Lines of data
________________________

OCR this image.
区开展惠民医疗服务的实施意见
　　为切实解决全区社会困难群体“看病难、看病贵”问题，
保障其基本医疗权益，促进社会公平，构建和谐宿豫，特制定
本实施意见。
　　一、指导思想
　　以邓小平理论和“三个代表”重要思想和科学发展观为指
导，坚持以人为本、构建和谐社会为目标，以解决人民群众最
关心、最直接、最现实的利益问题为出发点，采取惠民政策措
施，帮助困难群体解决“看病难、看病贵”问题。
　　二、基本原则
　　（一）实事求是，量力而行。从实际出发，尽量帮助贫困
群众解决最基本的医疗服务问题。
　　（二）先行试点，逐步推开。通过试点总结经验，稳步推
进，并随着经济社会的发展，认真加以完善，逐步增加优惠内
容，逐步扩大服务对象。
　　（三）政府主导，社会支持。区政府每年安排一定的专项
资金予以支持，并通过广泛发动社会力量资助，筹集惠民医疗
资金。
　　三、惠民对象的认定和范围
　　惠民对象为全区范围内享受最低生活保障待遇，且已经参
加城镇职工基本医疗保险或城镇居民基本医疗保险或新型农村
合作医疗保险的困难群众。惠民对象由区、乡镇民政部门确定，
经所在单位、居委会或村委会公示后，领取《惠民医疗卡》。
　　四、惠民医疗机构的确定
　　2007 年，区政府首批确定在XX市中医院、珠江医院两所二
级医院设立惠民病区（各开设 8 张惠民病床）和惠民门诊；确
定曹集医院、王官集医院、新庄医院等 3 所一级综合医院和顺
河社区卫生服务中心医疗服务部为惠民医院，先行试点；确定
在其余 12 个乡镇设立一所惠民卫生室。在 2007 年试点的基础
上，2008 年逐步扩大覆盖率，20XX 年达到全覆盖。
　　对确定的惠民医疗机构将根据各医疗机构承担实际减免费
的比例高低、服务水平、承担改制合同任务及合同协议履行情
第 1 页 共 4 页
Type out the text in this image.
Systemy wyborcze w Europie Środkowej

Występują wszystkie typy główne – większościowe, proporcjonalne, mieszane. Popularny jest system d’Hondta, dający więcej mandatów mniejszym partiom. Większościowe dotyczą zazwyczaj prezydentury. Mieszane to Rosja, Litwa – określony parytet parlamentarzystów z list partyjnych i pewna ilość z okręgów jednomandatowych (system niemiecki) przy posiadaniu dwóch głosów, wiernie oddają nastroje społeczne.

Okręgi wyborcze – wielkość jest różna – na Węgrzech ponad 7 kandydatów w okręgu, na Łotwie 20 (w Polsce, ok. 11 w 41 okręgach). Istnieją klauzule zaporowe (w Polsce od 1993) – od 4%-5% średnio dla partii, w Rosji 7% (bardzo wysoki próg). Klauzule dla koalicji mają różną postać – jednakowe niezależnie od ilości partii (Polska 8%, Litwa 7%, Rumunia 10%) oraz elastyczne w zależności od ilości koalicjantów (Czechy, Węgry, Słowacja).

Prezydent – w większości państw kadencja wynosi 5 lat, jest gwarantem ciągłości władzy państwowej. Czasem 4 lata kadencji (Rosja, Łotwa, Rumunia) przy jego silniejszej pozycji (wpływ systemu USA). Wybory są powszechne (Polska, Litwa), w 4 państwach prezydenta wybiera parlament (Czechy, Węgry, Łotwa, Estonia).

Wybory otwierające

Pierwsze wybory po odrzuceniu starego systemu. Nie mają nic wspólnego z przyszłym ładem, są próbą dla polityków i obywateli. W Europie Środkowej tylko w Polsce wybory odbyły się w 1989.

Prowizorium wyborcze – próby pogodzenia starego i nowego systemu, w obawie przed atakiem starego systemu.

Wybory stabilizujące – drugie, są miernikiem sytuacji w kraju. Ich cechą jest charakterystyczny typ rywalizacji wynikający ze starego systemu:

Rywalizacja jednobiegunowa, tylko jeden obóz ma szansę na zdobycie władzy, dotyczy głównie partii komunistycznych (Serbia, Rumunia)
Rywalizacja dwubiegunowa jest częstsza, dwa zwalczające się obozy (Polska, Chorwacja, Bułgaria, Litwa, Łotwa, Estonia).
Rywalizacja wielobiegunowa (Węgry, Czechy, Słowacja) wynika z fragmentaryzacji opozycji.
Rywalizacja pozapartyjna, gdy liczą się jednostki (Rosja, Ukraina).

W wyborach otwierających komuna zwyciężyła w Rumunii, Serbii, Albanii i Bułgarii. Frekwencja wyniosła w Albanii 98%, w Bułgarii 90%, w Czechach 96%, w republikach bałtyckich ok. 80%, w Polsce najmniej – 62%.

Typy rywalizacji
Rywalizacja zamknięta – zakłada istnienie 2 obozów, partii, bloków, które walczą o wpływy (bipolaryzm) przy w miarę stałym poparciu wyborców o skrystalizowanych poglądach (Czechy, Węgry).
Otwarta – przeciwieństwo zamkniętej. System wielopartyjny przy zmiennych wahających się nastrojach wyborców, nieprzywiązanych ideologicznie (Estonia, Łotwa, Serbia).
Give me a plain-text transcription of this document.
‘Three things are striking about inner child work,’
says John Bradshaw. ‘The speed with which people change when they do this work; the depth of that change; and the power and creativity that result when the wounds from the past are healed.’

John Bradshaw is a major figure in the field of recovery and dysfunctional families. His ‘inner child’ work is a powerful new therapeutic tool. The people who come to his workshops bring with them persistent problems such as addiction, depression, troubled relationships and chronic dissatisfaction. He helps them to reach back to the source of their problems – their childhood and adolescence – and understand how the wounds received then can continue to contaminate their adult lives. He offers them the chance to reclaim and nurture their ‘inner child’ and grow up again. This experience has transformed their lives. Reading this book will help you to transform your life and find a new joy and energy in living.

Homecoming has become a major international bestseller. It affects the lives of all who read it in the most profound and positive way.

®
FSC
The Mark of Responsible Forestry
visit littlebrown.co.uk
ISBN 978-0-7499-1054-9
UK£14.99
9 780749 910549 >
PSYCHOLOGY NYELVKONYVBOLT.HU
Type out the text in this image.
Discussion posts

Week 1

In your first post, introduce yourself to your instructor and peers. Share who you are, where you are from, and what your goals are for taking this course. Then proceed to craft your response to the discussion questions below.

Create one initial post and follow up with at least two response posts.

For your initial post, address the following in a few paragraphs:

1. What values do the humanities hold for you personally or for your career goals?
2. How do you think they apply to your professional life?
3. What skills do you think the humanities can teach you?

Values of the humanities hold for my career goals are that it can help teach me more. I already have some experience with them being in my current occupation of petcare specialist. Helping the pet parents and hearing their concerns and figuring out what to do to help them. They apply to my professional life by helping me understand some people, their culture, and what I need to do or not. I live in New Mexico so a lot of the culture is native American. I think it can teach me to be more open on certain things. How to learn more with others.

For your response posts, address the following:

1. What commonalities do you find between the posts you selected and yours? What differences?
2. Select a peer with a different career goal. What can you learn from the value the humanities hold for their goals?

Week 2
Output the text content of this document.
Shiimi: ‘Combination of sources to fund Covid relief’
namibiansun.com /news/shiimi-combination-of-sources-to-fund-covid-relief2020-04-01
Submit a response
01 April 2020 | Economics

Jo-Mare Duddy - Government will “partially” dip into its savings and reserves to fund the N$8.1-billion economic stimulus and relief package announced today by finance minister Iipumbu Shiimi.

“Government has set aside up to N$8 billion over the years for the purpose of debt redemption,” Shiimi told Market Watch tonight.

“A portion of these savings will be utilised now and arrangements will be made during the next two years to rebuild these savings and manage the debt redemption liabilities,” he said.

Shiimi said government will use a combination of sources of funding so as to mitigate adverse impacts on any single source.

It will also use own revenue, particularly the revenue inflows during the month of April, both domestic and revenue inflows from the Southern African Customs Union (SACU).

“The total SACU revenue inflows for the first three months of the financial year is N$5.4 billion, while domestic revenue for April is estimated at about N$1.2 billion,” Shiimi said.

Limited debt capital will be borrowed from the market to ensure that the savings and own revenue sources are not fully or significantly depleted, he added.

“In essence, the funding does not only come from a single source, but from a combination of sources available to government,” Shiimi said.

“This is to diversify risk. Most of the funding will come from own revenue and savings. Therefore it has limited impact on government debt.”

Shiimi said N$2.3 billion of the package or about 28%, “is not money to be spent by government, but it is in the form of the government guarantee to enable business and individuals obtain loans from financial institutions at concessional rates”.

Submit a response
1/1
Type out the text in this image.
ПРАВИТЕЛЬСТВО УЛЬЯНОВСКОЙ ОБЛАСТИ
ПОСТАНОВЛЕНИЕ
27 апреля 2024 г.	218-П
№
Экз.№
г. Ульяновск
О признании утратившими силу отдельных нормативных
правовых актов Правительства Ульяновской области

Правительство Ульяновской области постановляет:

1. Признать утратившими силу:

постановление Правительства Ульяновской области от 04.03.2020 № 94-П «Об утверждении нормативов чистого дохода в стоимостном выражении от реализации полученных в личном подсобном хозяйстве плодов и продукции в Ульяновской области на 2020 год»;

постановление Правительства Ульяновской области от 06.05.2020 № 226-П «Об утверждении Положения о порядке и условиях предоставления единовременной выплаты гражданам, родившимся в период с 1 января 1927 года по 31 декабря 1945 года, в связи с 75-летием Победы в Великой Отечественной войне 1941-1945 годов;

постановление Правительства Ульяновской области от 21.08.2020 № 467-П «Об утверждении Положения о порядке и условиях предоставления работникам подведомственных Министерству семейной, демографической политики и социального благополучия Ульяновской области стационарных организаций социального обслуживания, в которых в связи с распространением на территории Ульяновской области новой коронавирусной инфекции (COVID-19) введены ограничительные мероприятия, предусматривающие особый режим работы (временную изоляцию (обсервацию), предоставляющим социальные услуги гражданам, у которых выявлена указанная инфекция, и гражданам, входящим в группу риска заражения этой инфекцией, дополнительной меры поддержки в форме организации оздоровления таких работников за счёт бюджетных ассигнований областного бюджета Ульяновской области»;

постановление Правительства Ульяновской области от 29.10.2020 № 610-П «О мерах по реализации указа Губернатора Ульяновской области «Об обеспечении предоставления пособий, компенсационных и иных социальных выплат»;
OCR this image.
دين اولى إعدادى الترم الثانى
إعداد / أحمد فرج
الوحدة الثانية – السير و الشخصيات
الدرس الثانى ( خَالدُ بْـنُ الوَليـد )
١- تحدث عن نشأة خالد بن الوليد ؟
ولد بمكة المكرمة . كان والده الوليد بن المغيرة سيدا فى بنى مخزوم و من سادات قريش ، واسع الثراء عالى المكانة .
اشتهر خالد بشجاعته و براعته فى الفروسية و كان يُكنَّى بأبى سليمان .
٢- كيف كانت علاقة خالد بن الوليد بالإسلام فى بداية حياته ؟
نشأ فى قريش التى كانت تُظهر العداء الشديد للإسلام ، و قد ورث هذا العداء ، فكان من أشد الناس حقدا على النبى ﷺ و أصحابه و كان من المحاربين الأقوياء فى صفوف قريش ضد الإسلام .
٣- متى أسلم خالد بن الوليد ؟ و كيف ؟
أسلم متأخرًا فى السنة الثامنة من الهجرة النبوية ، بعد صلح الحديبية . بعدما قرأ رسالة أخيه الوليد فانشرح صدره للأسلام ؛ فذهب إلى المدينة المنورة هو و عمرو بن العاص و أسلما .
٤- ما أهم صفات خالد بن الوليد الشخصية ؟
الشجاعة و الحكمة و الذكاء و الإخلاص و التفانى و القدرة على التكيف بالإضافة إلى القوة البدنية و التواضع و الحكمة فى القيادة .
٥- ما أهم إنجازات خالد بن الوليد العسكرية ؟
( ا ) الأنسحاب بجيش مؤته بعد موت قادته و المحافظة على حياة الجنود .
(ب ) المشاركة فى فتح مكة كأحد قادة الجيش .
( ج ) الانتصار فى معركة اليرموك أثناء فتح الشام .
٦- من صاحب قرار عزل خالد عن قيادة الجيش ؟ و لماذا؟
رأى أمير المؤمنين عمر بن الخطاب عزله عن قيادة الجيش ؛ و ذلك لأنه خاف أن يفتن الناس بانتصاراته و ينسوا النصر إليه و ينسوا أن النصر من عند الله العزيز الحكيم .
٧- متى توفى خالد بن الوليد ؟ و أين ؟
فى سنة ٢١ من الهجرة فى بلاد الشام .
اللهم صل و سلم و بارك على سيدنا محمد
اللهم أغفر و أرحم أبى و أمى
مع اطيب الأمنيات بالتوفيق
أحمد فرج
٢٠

________________________

■ **WHAT THE TASK REQUIRES**
Copy each line of the listing in which the word "will" can be found.

■ **RESULT OF THIS TASK**
John Bradshaw is a major figure in the field of recovery and dysfunctional families. His ‘inner child’ work is a powerful new therapeutic tool. The people who come to his workshops bring with them persistent problems such as addiction, depression, troubled relationships and chronic dissatisfaction. He helps them to reach back to the source of their problems – their childhood and adolescence – and understand how the wounds received then can continue to contaminate their adult lives. He offers them the chance to reclaim and nurture their ‘inner child’ and grow up again. This experience has transformed their lives. Reading this book will help you to transform your life and find a new joy and energy in living.
Jo-Mare Duddy - Government will “partially” dip into its savings and reserves to fund the N$8.1-billion economic stimulus and relief package announced today by finance minister Iipumbu Shiimi.
“A portion of these savings will be utilised now and arrangements will be made during the next two years to rebuild these savings and manage the debt redemption liabilities,” he said.
Shiimi said government will use a combination of sources of funding so as to mitigate adverse impacts on any single source.
It will also use own revenue, particularly the revenue inflows during the month of April, both domestic and revenue inflows from the Southern African Customs Union (SACU).
Limited debt capital will be borrowed from the market to ensure that the savings and own revenue sources are not fully or significantly depleted, he added.
“This is to diversify risk. Most of the funding will come from own revenue and savings. Therefore it has limited impact on government debt.”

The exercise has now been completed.